- Extract to read
-- BEGIN --

What Is Vendor Management? (+Challenges, Process, Tools)

What Is Vendor Management? (+Challenges, Process, Tools)

Vendor management is the various business processes that organizations go through when working with multiple suppliers and vendors to control costs, reduce risk, and offer excellent service. It empowers companies to optimize costs, reduces potential risks, and ensures high-quality service deliverability – all while managing relationships with dozens of vendors and suppliers.

In this guide, we’ll cover the types of vendor management, break down the entire process into actionable steps, highlight the challenges you should be prepared for, and highlight the best vendor management system (or VMS) to help manage your supplier relationships.

What Is Vendor Management?

Vendor management is a set of practices that businesses follow to find the right vendors and build mutually beneficial relationships with them to control overall cost, reduce risk, and continue to offer excellent servce. It involves vendor analysis, sourcing, contract management, performance reviews, and all the other interactions that you might have with your suppliers.

Often, companies only create processes to manage the first few stages of vendor management – the stages where they source the most cost-effective solution and sign a contract. However, creating an effective vendor management framework offers benefits far beyond just agreeing to a relationship.

Types of Vendor Management

There are nine types of vendor management every company deals with regularly when managing their supplier relationships:

1. Procurement

Procurement is the practice of researching and obtaining products or services critical for performing organization operations.

-- END --

- Data rows

-- BEGIN --

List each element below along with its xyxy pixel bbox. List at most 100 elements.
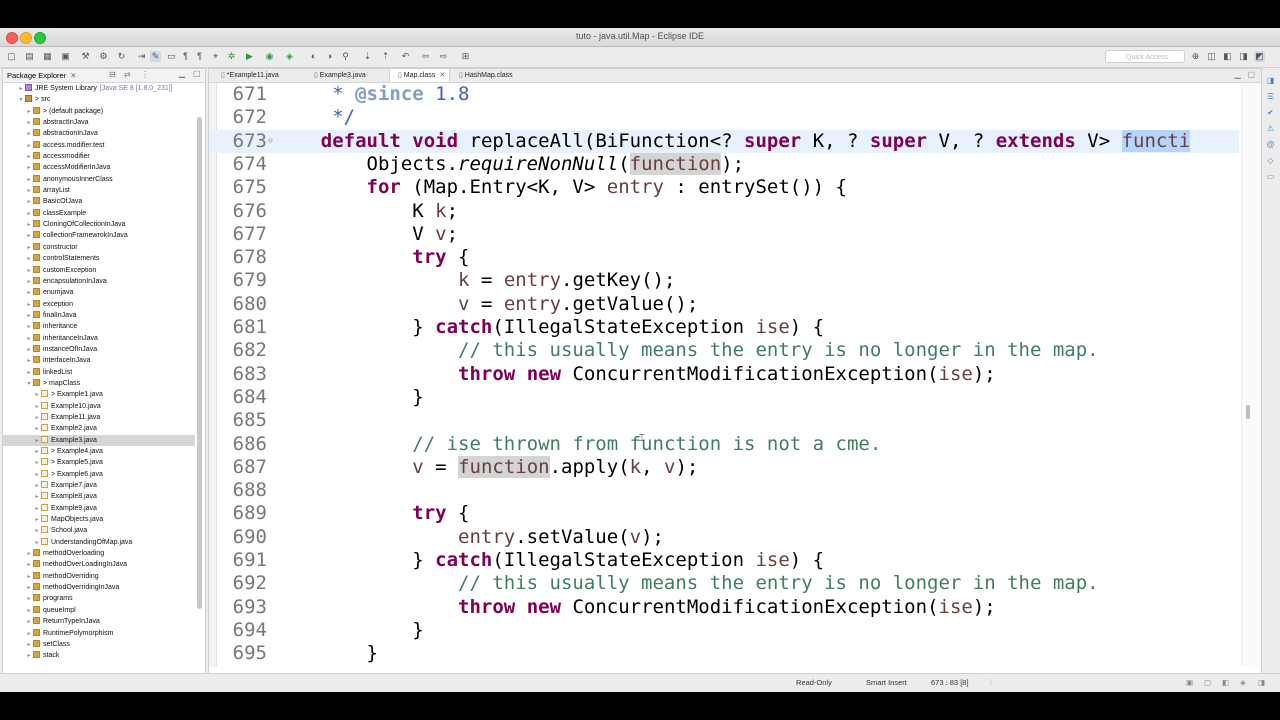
tree-item[interactable]: ▸ Example11.java xyxy=(3,412,195,423)
code-line[interactable]: 685 xyxy=(209,409,1239,432)
code-line[interactable]: 680 v = entry.getValue(); xyxy=(209,293,1239,316)
code-line[interactable]: 684 } xyxy=(209,386,1239,409)
restore-icon[interactable]: ◨ xyxy=(1266,76,1275,85)
tree-item[interactable]: ▸ > Example5.java xyxy=(3,457,195,468)
tree-item[interactable]: ▸ interfaceInJava xyxy=(3,355,195,366)
print-icon[interactable]: ▣ xyxy=(60,51,71,62)
tree-item[interactable]: ▸ abstractInJava xyxy=(3,117,195,128)
editor-tab[interactable]: ▯ HashMap.class xyxy=(451,69,533,82)
tree-item[interactable]: ▸ stack xyxy=(3,650,195,661)
code-line[interactable]: 694 } xyxy=(209,619,1239,642)
declaration-icon[interactable]: ◇ xyxy=(1266,156,1275,165)
editor-vertical-scrollbar[interactable] xyxy=(1241,83,1260,667)
debug-perspective-icon[interactable]: ◧ xyxy=(1222,51,1233,62)
tree-item[interactable]: ▸ customException xyxy=(3,265,195,276)
code-line[interactable]: 695 } xyxy=(209,642,1239,665)
tree-item[interactable]: ▸ methodOverriding xyxy=(3,571,195,582)
tree-item[interactable]: ▸ queueImpl xyxy=(3,605,195,616)
back-icon[interactable]: ⇦ xyxy=(420,51,431,62)
pin-icon[interactable]: ⌖ xyxy=(210,51,221,62)
tree-item[interactable]: ▸ Example9.java xyxy=(3,503,195,514)
java-perspective-icon[interactable]: ◩ xyxy=(1254,51,1265,62)
task-list-icon[interactable]: ✔ xyxy=(1266,108,1275,117)
show-whitespace-icon[interactable]: ¶ xyxy=(180,51,191,62)
outline-icon[interactable]: ☰ xyxy=(1266,92,1275,101)
git-perspective-icon[interactable]: ◨ xyxy=(1238,51,1249,62)
tree-item[interactable]: ▸ access.modifier.test xyxy=(3,140,195,151)
editor-tab[interactable]: ▯ *Example11.java xyxy=(213,69,305,82)
refresh-icon[interactable]: ↻ xyxy=(116,51,127,62)
tree-item[interactable]: ▸ inheritance xyxy=(3,321,195,332)
tree-item[interactable]: ▸ ReturnTypeInJava xyxy=(3,616,195,627)
code-line[interactable]: 689 try { xyxy=(209,502,1239,525)
build-icon[interactable]: ⚒ xyxy=(80,51,91,62)
last-edit-icon[interactable]: ↶ xyxy=(400,51,411,62)
code-line[interactable]: 676 K k; xyxy=(209,200,1239,223)
editor-tab[interactable]: ▯ Map.class ✕ xyxy=(389,69,450,82)
code-editor[interactable]: 671 * @since 1.8 672 */673 ⊖ default void … xyxy=(209,83,1239,667)
previous-annotation-icon[interactable]: ⇡ xyxy=(380,51,391,62)
code-line[interactable]: 679 k = entry.getKey(); xyxy=(209,269,1239,292)
run-icon[interactable]: ▶ xyxy=(244,51,255,62)
code-line[interactable]: 686 // ise thrown from function is not a… xyxy=(209,433,1239,456)
tree-item[interactable]: ▸ MapObjects.java xyxy=(3,514,195,525)
tree-item[interactable]: ▸ > Example4.java xyxy=(3,446,195,457)
external-tools-icon[interactable]: ◈ xyxy=(284,51,295,62)
status-icon-sync[interactable]: ▢ xyxy=(1204,678,1211,687)
tree-item[interactable]: ▸ exception xyxy=(3,299,195,310)
tree-item[interactable]: ▸ accessModifierInJava xyxy=(3,162,195,173)
tree-item[interactable]: ▸ UnderstandingOfMap.java xyxy=(3,537,195,548)
skip-icon[interactable]: ⇥ xyxy=(136,51,147,62)
minimize-editor-icon[interactable]: ▁ xyxy=(1235,70,1241,79)
save-icon[interactable]: ▤ xyxy=(24,51,35,62)
tree-item[interactable]: ▸ Example8.java xyxy=(3,491,195,502)
code-line[interactable]: 677 V v; xyxy=(209,223,1239,246)
view-menu-icon[interactable]: ⋮ xyxy=(141,70,149,79)
tree-item[interactable]: ▸ encapsulationInJava xyxy=(3,276,195,287)
maximize-editor-icon[interactable]: ▢ xyxy=(1247,70,1255,79)
next-annotation-icon[interactable]: ⇣ xyxy=(362,51,373,62)
tree-item[interactable]: ▸ Example3.java xyxy=(3,434,195,446)
tree-item[interactable]: ▸ enumjava xyxy=(3,287,195,298)
new-icon[interactable]: ▢ xyxy=(6,51,17,62)
tree-item[interactable]: ▸ arrayList xyxy=(3,185,195,196)
tree-item[interactable]: ▸ methodOverloading xyxy=(3,548,195,559)
perspective-icon[interactable]: ⊞ xyxy=(460,51,471,62)
collapse-all-icon[interactable]: ⊟ xyxy=(109,70,116,79)
code-line[interactable]: 690 entry.setValue(v); xyxy=(209,526,1239,549)
tree-item[interactable]: ▸ > (default package) xyxy=(3,106,195,117)
code-line[interactable]: 678 try { xyxy=(209,246,1239,269)
settings-icon[interactable]: ⚙ xyxy=(98,51,109,62)
tree-item[interactable]: ▸ Example7.java xyxy=(3,480,195,491)
tree-item[interactable]: ▸ accessmodifier xyxy=(3,151,195,162)
tree-item[interactable]: ▸ linkedList xyxy=(3,367,195,378)
search-icon[interactable]: ⚲ xyxy=(340,51,351,62)
tree-item[interactable]: ▸ CloningOfCollectionInJava xyxy=(3,219,195,230)
tree-item[interactable]: ▸ classExample xyxy=(3,208,195,219)
close-tab-icon[interactable]: ✕ xyxy=(439,72,445,79)
package-explorer-tab[interactable]: Package Explorer ✕ ⊟ ⇄ ⋮ ▁ ▢ xyxy=(3,69,205,83)
status-icon-progress[interactable]: ◧ xyxy=(1222,678,1229,687)
status-icon-notifications[interactable]: ◈ xyxy=(1240,678,1246,687)
mark-occurrences-icon[interactable]: ✎ xyxy=(150,51,161,62)
tree-item[interactable]: ▸ collectionFramewrokInJava xyxy=(3,230,195,241)
run-last-icon[interactable]: ◉ xyxy=(264,51,275,62)
editor-tab[interactable]: ▯ Example3.java xyxy=(306,69,388,82)
status-icon-tips[interactable]: ◨ xyxy=(1258,678,1265,687)
maximize-view-icon[interactable]: ▢ xyxy=(193,69,201,78)
tree-item[interactable]: ▾ > src xyxy=(3,94,195,105)
tree-item[interactable]: ▸ > Example6.java xyxy=(3,469,195,480)
tree-item[interactable]: ▸ instanceOfInJava xyxy=(3,344,195,355)
code-line[interactable]: 682 // this usually means the entry is n… xyxy=(209,339,1239,362)
tree-item[interactable]: ▸ programs xyxy=(3,593,195,604)
open-perspective-icon[interactable]: ⊕ xyxy=(1190,51,1201,62)
tree-item[interactable]: ▸ constructor xyxy=(3,242,195,253)
code-line[interactable]: 673 ⊖ default void replaceAll(BiFunction<… xyxy=(209,129,1239,153)
tree-item[interactable]: ▾ > mapClass xyxy=(3,378,195,389)
tree-item[interactable]: ▸ > Example1.java xyxy=(3,389,195,400)
fold-icon[interactable]: ⊖ xyxy=(268,129,273,152)
tree-item[interactable]: ▸ abstractionInJava xyxy=(3,128,195,139)
java-ee-perspective-icon[interactable]: ◫ xyxy=(1206,51,1217,62)
block-select-icon[interactable]: ▭ xyxy=(166,51,177,62)
scrollbar-thumb[interactable] xyxy=(1246,405,1250,419)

-- END --

- Exercise requirements
**1.** How many types of vendor management does the vendor management article say every company deals with regularly?
**2.** Please put the part of the records that opens with the line containing "tree-item[interactable]: ▸ Example11.java" and closes with the line containing "tree-item[interactable]: ▸ Example9.java" into a Markdown table with the columns Row and Entry, giving each line a row number and skipping blank lines.

- Exercise responses
**1.** Nine.

**2.**
| Row | Entry |
|---|---|
| 1 | tree-item[interactable]: ▸ Example11.java xyxy=(3,412,195,423) |
| 2 | code-line[interactable]: 685 xyxy=(209,409,1239,432) |
| 3 | code-line[interactable]: 680 v = entry.getValue(); xyxy=(209,293,1239,316) |
| 4 | code-line[interactable]: 684 } xyxy=(209,386,1239,409) |
| 5 | restore-icon[interactable]: ◨ xyxy=(1266,76,1275,85) |
| 6 | tree-item[interactable]: ▸ > Example5.java xyxy=(3,457,195,468) |
| 7 | tree-item[interactable]: ▸ interfaceInJava xyxy=(3,355,195,366) |
| 8 | print-icon[interactable]: ▣ xyxy=(60,51,71,62) |
| 9 | tree-item[interactable]: ▸ abstractInJava xyxy=(3,117,195,128) |
| 10 | editor-tab[interactable]: ▯ HashMap.class xyxy=(451,69,533,82) |
| 11 | tree-item[interactable]: ▸ stack xyxy=(3,650,195,661) |
| 12 | code-line[interactable]: 694 } xyxy=(209,619,1239,642) |
| 13 | declaration-icon[interactable]: ◇ xyxy=(1266,156,1275,165) |
| 14 | editor-vertical-scrollbar[interactable] xyxy=(1241,83,1260,667) |
| 15 | debug-perspective-icon[interactable]: ◧ xyxy=(1222,51,1233,62) |
| 16 | tree-item[interactable]: ▸ customException xyxy=(3,265,195,276) |
| 17 | code-line[interactable]: 695 } xyxy=(209,642,1239,665) |
| 18 | tree-item[interactable]: ▸ methodOverriding xyxy=(3,571,195,582) |
| 19 | tree-item[interactable]: ▸ queueImpl xyxy=(3,605,195,616) |
| 20 | back-icon[interactable]: ⇦ xyxy=(420,51,431,62) |
| 21 | pin-icon[interactable]: ⌖ xyxy=(210,51,221,62) |
| 22 | tree-item[interactable]: ▸ Example9.java xyxy=(3,503,195,514) |